--- start ---

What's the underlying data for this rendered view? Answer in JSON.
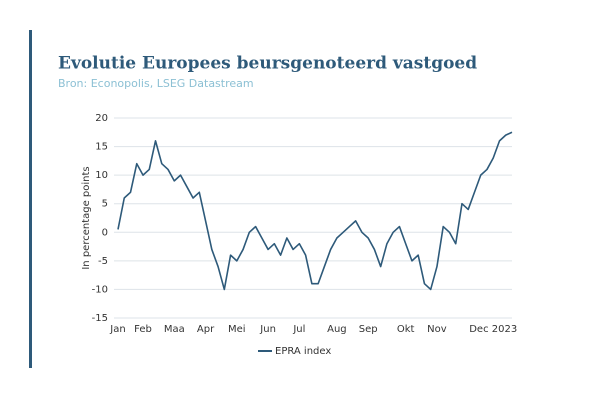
{
  "chart_data": {
    "type": "line",
    "title": "Evolutie Europees beursgenoteerd vastgoed",
    "subtitle": "Bron: Econopolis, LSEG Datastream",
    "y_label": "In percentage points",
    "categories": [
      "Jan",
      null,
      null,
      null,
      "Feb",
      null,
      null,
      null,
      null,
      "Maa",
      null,
      null,
      null,
      null,
      "Apr",
      null,
      null,
      null,
      null,
      "Mei",
      null,
      null,
      null,
      null,
      "Jun",
      null,
      null,
      null,
      null,
      "Jul",
      null,
      null,
      null,
      null,
      null,
      "Aug",
      null,
      null,
      null,
      null,
      "Sep",
      null,
      null,
      null,
      null,
      null,
      "Okt",
      null,
      null,
      null,
      null,
      "Nov",
      null,
      null,
      null,
      null,
      null,
      null,
      null,
      null,
      "Dec 2023",
      null,
      null,
      null
    ],
    "series": [
      {
        "name": "EPRA index",
        "color": "#2e5a7a",
        "values": [
          0.5,
          6,
          7,
          12,
          10,
          11,
          16,
          12,
          11,
          9,
          10,
          8,
          6,
          7,
          2,
          -3,
          -6,
          -10,
          -4,
          -5,
          -3,
          0,
          1,
          -1,
          -3,
          -2,
          -4,
          -1,
          -3,
          -2,
          -4,
          -9,
          -9,
          -6,
          -3,
          -1,
          0,
          1,
          2,
          0,
          -1,
          -3,
          -6,
          -2,
          0,
          1,
          -2,
          -5,
          -4,
          -9,
          -10,
          -6,
          1,
          0,
          -2,
          5,
          4,
          7,
          10,
          11,
          13,
          16,
          17,
          17.5
        ]
      }
    ],
    "ylim": [
      -15,
      20
    ],
    "yticks": [
      -15,
      -10,
      -5,
      0,
      5,
      10,
      15,
      20
    ],
    "grid": true,
    "legend": "bottom"
  }
}
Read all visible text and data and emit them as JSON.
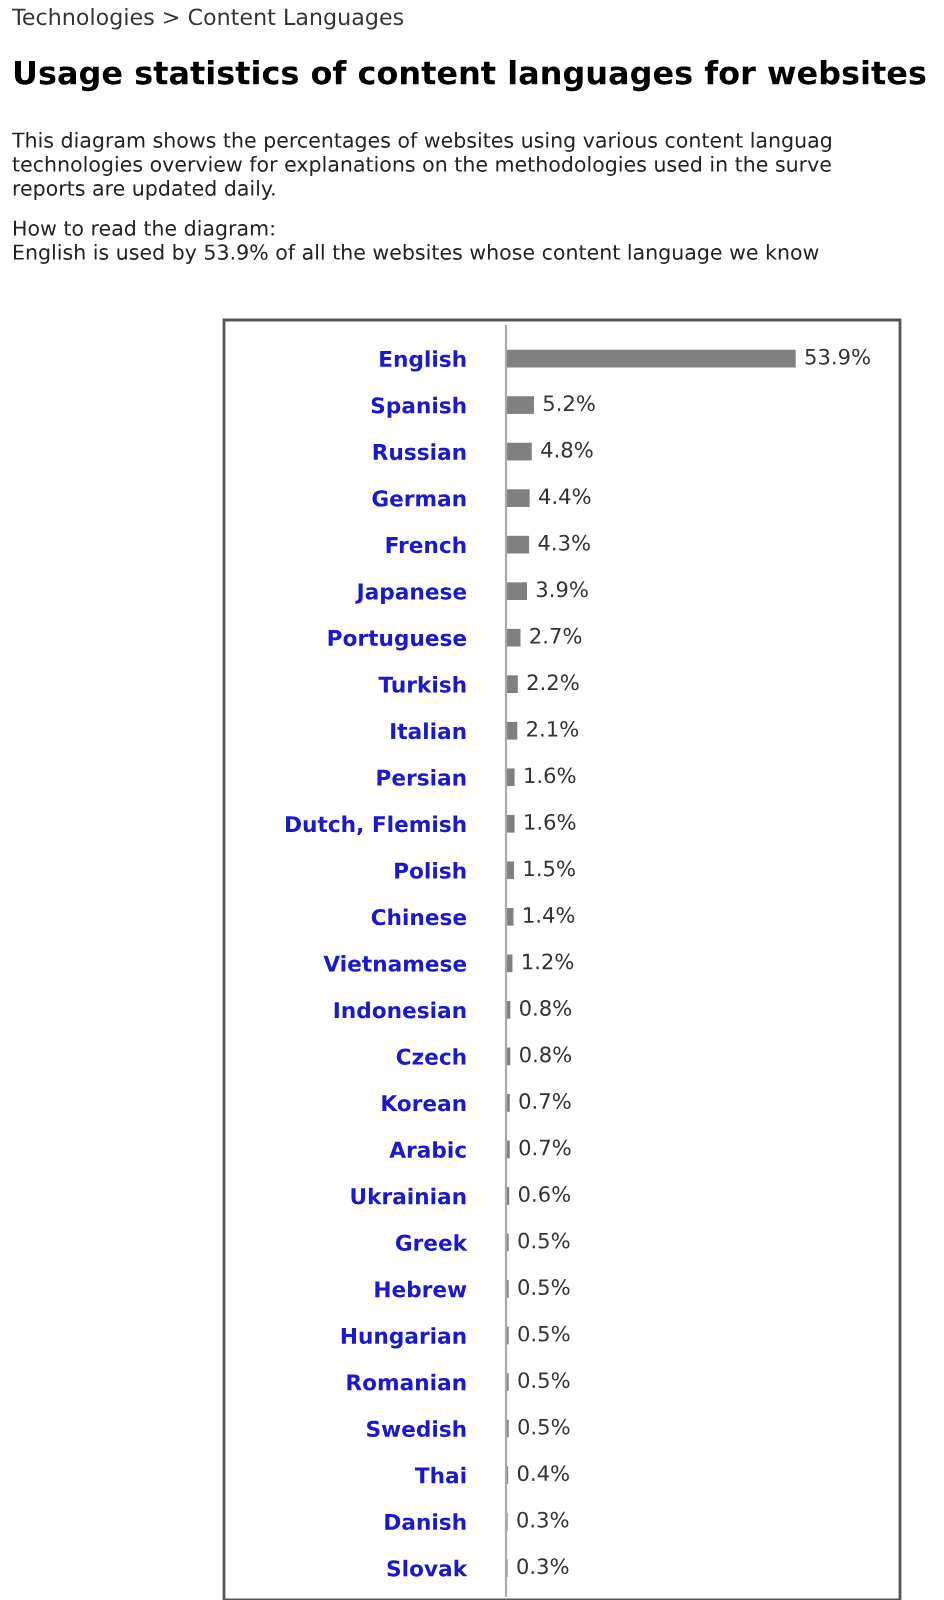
{
  "chart_data": {
    "type": "bar",
    "orientation": "horizontal",
    "title": "Usage statistics of content languages for websites",
    "annotations": [
      "Technologies > Content Languages",
      "This diagram shows the percentages of websites using various content languag",
      "technologies overview for explanations on the methodologies used in the surve",
      "reports are updated daily.",
      "How to read the diagram:",
      "English is used by 53.9% of all the websites whose content language we know"
    ],
    "categories": [
      "English",
      "Spanish",
      "Russian",
      "German",
      "French",
      "Japanese",
      "Portuguese",
      "Turkish",
      "Italian",
      "Persian",
      "Dutch, Flemish",
      "Polish",
      "Chinese",
      "Vietnamese",
      "Indonesian",
      "Czech",
      "Korean",
      "Arabic",
      "Ukrainian",
      "Greek",
      "Hebrew",
      "Hungarian",
      "Romanian",
      "Swedish",
      "Thai",
      "Danish",
      "Slovak"
    ],
    "values": [
      53.9,
      5.2,
      4.8,
      4.4,
      4.3,
      3.9,
      2.7,
      2.2,
      2.1,
      1.6,
      1.6,
      1.5,
      1.4,
      1.2,
      0.8,
      0.8,
      0.7,
      0.7,
      0.6,
      0.5,
      0.5,
      0.5,
      0.5,
      0.5,
      0.4,
      0.3,
      0.3
    ],
    "value_labels": [
      "53.9%",
      "5.2%",
      "4.8%",
      "4.4%",
      "4.3%",
      "3.9%",
      "2.7%",
      "2.2%",
      "2.1%",
      "1.6%",
      "1.6%",
      "1.5%",
      "1.4%",
      "1.2%",
      "0.8%",
      "0.8%",
      "0.7%",
      "0.7%",
      "0.6%",
      "0.5%",
      "0.5%",
      "0.5%",
      "0.5%",
      "0.5%",
      "0.4%",
      "0.3%",
      "0.3%"
    ],
    "color": "#808080",
    "grid": false,
    "legend": false
  }
}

--- end ---

Copy every line above that holds the word "used".

      "technologies overview for explanations on the methodologies used in the surve",
      "English is used by 53.9% of all the websites whose content language we know"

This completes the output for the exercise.